» Records shown
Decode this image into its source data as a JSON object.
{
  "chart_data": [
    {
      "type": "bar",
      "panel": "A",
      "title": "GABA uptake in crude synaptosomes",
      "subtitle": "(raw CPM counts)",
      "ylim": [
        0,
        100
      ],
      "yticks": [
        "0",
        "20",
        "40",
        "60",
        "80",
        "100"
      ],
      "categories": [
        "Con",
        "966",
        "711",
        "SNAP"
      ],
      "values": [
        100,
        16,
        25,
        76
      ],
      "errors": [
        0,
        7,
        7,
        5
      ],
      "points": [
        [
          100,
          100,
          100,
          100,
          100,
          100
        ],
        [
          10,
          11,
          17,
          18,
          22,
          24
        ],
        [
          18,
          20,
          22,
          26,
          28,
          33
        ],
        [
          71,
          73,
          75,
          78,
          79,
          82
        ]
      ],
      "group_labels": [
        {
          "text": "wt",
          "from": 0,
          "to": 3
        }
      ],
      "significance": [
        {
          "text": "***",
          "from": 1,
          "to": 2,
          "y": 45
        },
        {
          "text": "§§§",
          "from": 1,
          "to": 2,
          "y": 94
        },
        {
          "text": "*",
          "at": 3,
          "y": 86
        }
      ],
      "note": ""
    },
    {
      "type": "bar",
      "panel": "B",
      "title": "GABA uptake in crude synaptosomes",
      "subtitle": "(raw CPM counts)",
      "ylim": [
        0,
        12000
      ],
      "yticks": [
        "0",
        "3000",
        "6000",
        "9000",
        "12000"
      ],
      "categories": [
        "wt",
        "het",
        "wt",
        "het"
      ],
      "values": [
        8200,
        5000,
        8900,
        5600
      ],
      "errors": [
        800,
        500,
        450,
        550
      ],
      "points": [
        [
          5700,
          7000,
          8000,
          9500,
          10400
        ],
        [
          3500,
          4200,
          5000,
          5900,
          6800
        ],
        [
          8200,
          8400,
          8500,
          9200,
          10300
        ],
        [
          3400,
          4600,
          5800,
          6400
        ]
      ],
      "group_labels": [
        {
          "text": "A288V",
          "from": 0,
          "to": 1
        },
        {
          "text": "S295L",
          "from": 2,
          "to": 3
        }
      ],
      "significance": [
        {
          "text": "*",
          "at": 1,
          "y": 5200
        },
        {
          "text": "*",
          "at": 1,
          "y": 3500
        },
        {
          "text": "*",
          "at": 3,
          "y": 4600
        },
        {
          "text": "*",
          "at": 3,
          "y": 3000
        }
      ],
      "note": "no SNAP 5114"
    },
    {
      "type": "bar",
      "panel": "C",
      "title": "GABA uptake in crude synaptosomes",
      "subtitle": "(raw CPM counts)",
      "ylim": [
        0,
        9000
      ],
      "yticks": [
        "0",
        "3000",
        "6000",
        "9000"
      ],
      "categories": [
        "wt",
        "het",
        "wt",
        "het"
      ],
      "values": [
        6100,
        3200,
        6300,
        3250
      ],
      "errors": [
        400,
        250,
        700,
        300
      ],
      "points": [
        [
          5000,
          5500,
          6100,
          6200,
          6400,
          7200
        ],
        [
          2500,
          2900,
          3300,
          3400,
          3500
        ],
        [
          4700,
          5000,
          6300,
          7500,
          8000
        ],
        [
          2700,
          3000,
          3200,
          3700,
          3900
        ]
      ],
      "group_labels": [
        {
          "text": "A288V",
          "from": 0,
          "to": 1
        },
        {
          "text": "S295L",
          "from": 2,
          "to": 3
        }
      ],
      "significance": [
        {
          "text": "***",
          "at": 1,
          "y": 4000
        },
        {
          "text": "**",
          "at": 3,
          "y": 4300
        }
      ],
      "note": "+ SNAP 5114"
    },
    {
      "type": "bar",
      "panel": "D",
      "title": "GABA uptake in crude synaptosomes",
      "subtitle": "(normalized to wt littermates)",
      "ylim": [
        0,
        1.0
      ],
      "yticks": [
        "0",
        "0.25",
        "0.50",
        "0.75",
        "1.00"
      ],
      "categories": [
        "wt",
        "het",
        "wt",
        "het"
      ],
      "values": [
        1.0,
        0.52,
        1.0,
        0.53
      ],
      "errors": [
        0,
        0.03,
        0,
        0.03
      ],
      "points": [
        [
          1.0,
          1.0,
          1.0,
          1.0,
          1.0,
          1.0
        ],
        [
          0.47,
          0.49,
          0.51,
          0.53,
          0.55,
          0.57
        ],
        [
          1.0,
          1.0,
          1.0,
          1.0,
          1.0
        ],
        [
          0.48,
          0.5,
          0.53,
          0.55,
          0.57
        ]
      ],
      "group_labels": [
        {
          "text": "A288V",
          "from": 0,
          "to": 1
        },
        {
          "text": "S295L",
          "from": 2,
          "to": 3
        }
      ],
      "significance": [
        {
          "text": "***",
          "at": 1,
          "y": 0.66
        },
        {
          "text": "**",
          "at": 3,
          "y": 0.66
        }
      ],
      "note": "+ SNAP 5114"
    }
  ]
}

» Work to complete
Quote every entry exactly.

» Final answer
Decode this image into its source data as a JSON object.
{
  "chart_data": [
    {
      "type": "bar",
      "panel": "A",
      "title": "GABA uptake in crude synaptosomes",
      "subtitle": "(raw CPM counts)",
      "ylim": [
        0,
        100
      ],
      "yticks": [
        "0",
        "20",
        "40",
        "60",
        "80",
        "100"
      ],
      "categories": [
        "Con",
        "966",
        "711",
        "SNAP"
      ],
      "values": [
        100,
        16,
        25,
        76
      ],
      "errors": [
        0,
        7,
        7,
        5
      ],
      "points": [
        [
          100,
          100,
          100,
          100,
          100,
          100
        ],
        [
          10,
          11,
          17,
          18,
          22,
          24
        ],
        [
          18,
          20,
          22,
          26,
          28,
          33
        ],
        [
          71,
          73,
          75,
          78,
          79,
          82
        ]
      ],
      "group_labels": [
        {
          "text": "wt",
          "from": 0,
          "to": 3
        }
      ],
      "significance": [
        {
          "text": "***",
          "from": 1,
          "to": 2,
          "y": 45
        },
        {
          "text": "§§§",
          "from": 1,
          "to": 2,
          "y": 94
        },
        {
          "text": "*",
          "at": 3,
          "y": 86
        }
      ],
      "note": ""
    },
    {
      "type": "bar",
      "panel": "B",
      "title": "GABA uptake in crude synaptosomes",
      "subtitle": "(raw CPM counts)",
      "ylim": [
        0,
        12000
      ],
      "yticks": [
        "0",
        "3000",
        "6000",
        "9000",
        "12000"
      ],
      "categories": [
        "wt",
        "het",
        "wt",
        "het"
      ],
      "values": [
        8200,
        5000,
        8900,
        5600
      ],
      "errors": [
        800,
        500,
        450,
        550
      ],
      "points": [
        [
          5700,
          7000,
          8000,
          9500,
          10400
        ],
        [
          3500,
          4200,
          5000,
          5900,
          6800
        ],
        [
          8200,
          8400,
          8500,
          9200,
          10300
        ],
        [
          3400,
          4600,
          5800,
          6400
        ]
      ],
      "group_labels": [
        {
          "text": "A288V",
          "from": 0,
          "to": 1
        },
        {
          "text": "S295L",
          "from": 2,
          "to": 3
        }
      ],
      "significance": [
        {
          "text": "*",
          "at": 1,
          "y": 5200
        },
        {
          "text": "*",
          "at": 1,
          "y": 3500
        },
        {
          "text": "*",
          "at": 3,
          "y": 4600
        },
        {
          "text": "*",
          "at": 3,
          "y": 3000
        }
      ],
      "note": "no SNAP 5114"
    },
    {
      "type": "bar",
      "panel": "C",
      "title": "GABA uptake in crude synaptosomes",
      "subtitle": "(raw CPM counts)",
      "ylim": [
        0,
        9000
      ],
      "yticks": [
        "0",
        "3000",
        "6000",
        "9000"
      ],
      "categories": [
        "wt",
        "het",
        "wt",
        "het"
      ],
      "values": [
        6100,
        3200,
        6300,
        3250
      ],
      "errors": [
        400,
        250,
        700,
        300
      ],
      "points": [
        [
          5000,
          5500,
          6100,
          6200,
          6400,
          7200
        ],
        [
          2500,
          2900,
          3300,
          3400,
          3500
        ],
        [
          4700,
          5000,
          6300,
          7500,
          8000
        ],
        [
          2700,
          3000,
          3200,
          3700,
          3900
        ]
      ],
      "group_labels": [
        {
          "text": "A288V",
          "from": 0,
          "to": 1
        },
        {
          "text": "S295L",
          "from": 2,
          "to": 3
        }
      ],
      "significance": [
        {
          "text": "***",
          "at": 1,
          "y": 4000
        },
        {
          "text": "**",
          "at": 3,
          "y": 4300
        }
      ],
      "note": "+ SNAP 5114"
    },
    {
      "type": "bar",
      "panel": "D",
      "title": "GABA uptake in crude synaptosomes",
      "subtitle": "(normalized to wt littermates)",
      "ylim": [
        0,
        1.0
      ],
      "yticks": [
        "0",
        "0.25",
        "0.50",
        "0.75",
        "1.00"
      ],
      "categories": [
        "wt",
        "het",
        "wt",
        "het"
      ],
      "values": [
        1.0,
        0.52,
        1.0,
        0.53
      ],
      "errors": [
        0,
        0.03,
        0,
        0.03
      ],
      "points": [
        [
          1.0,
          1.0,
          1.0,
          1.0,
          1.0,
          1.0
        ],
        [
          0.47,
          0.49,
          0.51,
          0.53,
          0.55,
          0.57
        ],
        [
          1.0,
          1.0,
          1.0,
          1.0,
          1.0
        ],
        [
          0.48,
          0.5,
          0.53,
          0.55,
          0.57
        ]
      ],
      "group_labels": [
        {
          "text": "A288V",
          "from": 0,
          "to": 1
        },
        {
          "text": "S295L",
          "from": 2,
          "to": 3
        }
      ],
      "significance": [
        {
          "text": "***",
          "at": 1,
          "y": 0.66
        },
        {
          "text": "**",
          "at": 3,
          "y": 0.66
        }
      ],
      "note": "+ SNAP 5114"
    }
  ]
}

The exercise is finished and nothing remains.